**DESCRIPTION OF THE TASK**
Copy nothing but the text: repeat each entry exactly and drop the images.

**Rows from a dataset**
[START]

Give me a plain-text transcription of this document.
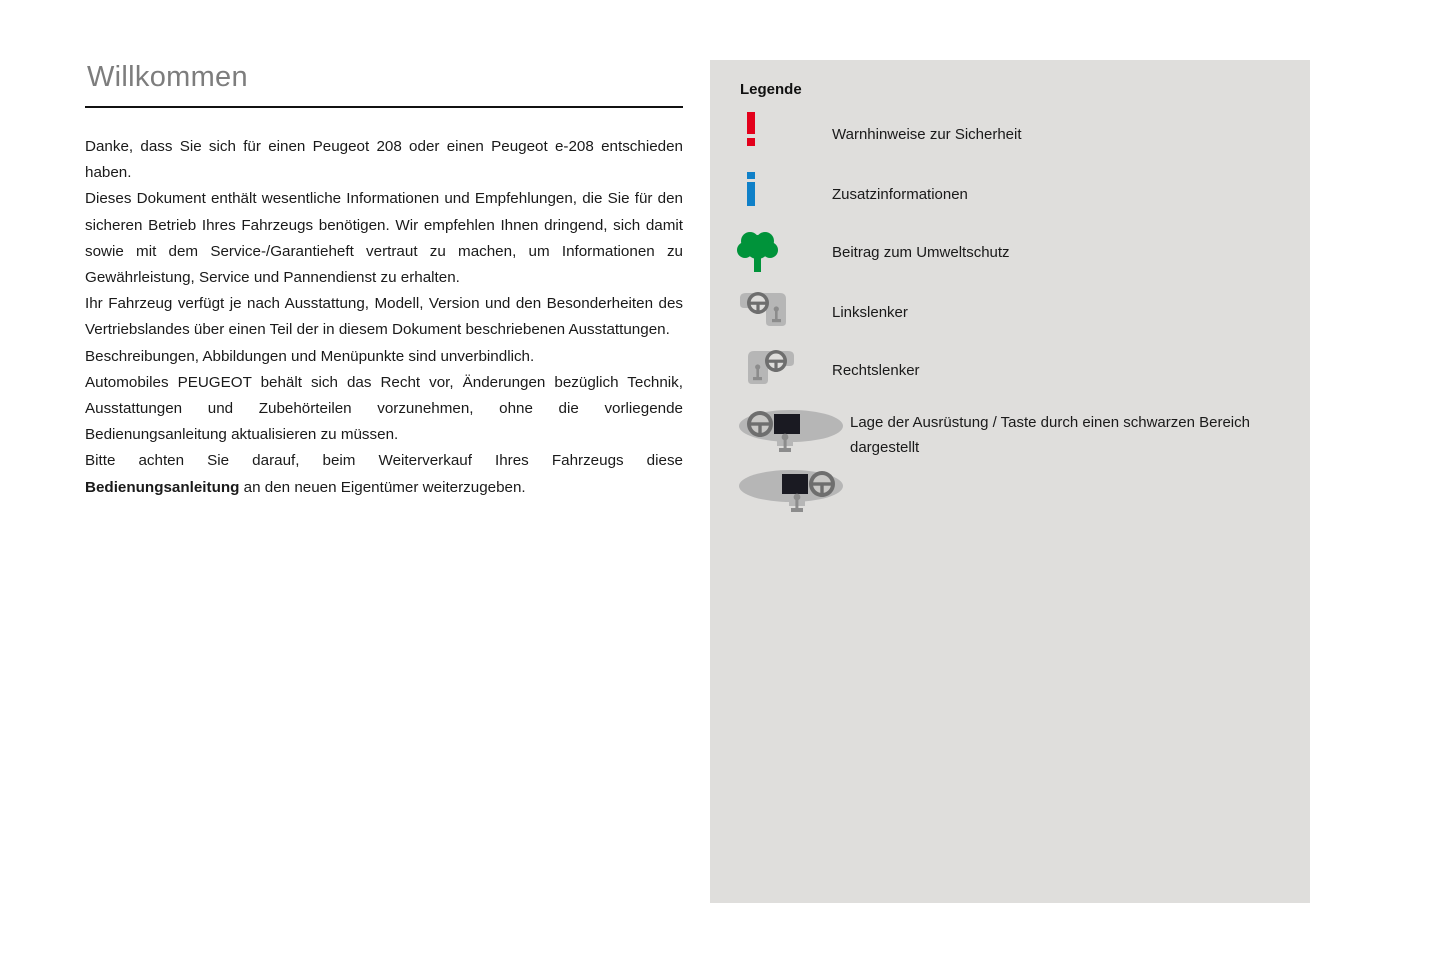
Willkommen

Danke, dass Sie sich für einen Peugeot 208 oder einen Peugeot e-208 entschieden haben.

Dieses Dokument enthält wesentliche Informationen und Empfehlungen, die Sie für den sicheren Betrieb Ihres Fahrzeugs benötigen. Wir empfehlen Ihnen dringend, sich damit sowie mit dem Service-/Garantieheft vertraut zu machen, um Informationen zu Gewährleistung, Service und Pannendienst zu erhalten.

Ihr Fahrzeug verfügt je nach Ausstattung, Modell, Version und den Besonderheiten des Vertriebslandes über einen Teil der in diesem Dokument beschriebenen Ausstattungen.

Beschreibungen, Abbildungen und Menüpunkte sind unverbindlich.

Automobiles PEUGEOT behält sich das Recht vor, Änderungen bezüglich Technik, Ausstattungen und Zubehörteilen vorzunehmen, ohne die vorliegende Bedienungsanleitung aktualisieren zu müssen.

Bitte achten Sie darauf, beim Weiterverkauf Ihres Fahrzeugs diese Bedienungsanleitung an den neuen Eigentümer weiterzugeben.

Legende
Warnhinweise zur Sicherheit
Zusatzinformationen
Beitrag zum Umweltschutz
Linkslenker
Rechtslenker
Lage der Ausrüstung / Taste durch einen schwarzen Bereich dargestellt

[END]

**RESPONSE BELOW**
Give me a plain-text transcription of this document.
Willkommen

Danke, dass Sie sich für einen Peugeot 208 oder einen Peugeot e-208 entschieden haben.

Dieses Dokument enthält wesentliche Informationen und Empfehlungen, die Sie für den sicheren Betrieb Ihres Fahrzeugs benötigen. Wir empfehlen Ihnen dringend, sich damit sowie mit dem Service-/Garantieheft vertraut zu machen, um Informationen zu Gewährleistung, Service und Pannendienst zu erhalten.

Ihr Fahrzeug verfügt je nach Ausstattung, Modell, Version und den Besonderheiten des Vertriebslandes über einen Teil der in diesem Dokument beschriebenen Ausstattungen.

Beschreibungen, Abbildungen und Menüpunkte sind unverbindlich.

Automobiles PEUGEOT behält sich das Recht vor, Änderungen bezüglich Technik, Ausstattungen und Zubehörteilen vorzunehmen, ohne die vorliegende Bedienungsanleitung aktualisieren zu müssen.

Bitte achten Sie darauf, beim Weiterverkauf Ihres Fahrzeugs diese Bedienungsanleitung an den neuen Eigentümer weiterzugeben.

Legende
Warnhinweise zur Sicherheit
Zusatzinformationen
Beitrag zum Umweltschutz
Linkslenker
Rechtslenker
Lage der Ausrüstung / Taste durch einen schwarzen Bereich dargestellt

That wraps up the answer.